*Material for the task*
------------------------------------
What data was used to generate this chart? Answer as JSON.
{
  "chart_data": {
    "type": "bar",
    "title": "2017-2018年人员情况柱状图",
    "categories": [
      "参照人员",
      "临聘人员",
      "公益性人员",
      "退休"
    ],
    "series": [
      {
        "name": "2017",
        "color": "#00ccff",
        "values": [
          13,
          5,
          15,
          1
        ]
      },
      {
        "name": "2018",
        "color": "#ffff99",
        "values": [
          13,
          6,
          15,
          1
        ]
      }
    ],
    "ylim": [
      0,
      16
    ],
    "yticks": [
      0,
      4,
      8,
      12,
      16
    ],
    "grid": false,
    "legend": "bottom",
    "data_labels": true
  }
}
------------------------------------
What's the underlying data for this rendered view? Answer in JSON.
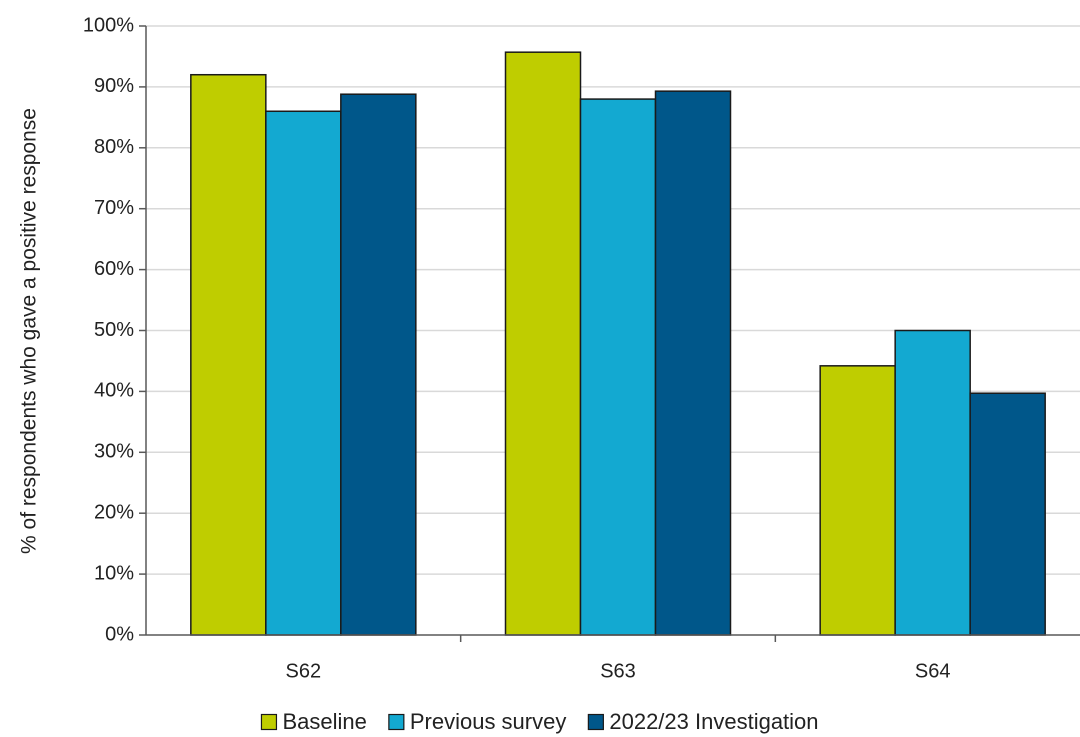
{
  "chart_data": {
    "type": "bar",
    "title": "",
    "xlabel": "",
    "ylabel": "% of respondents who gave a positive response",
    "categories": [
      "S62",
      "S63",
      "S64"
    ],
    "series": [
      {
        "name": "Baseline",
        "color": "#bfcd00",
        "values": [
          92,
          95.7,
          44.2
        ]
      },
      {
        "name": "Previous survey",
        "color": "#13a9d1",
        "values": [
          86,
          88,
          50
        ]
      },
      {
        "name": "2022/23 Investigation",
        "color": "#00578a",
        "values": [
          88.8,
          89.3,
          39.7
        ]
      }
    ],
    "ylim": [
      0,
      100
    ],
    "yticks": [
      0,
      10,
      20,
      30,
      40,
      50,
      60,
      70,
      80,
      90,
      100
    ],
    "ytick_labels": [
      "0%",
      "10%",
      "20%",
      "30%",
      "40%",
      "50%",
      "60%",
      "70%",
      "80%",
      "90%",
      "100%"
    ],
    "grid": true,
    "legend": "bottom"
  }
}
------------------------------------
*Written instruction*
Check each line of the data above for the word "color", then state how many lines have it. Give the number alone.

*Final result*
5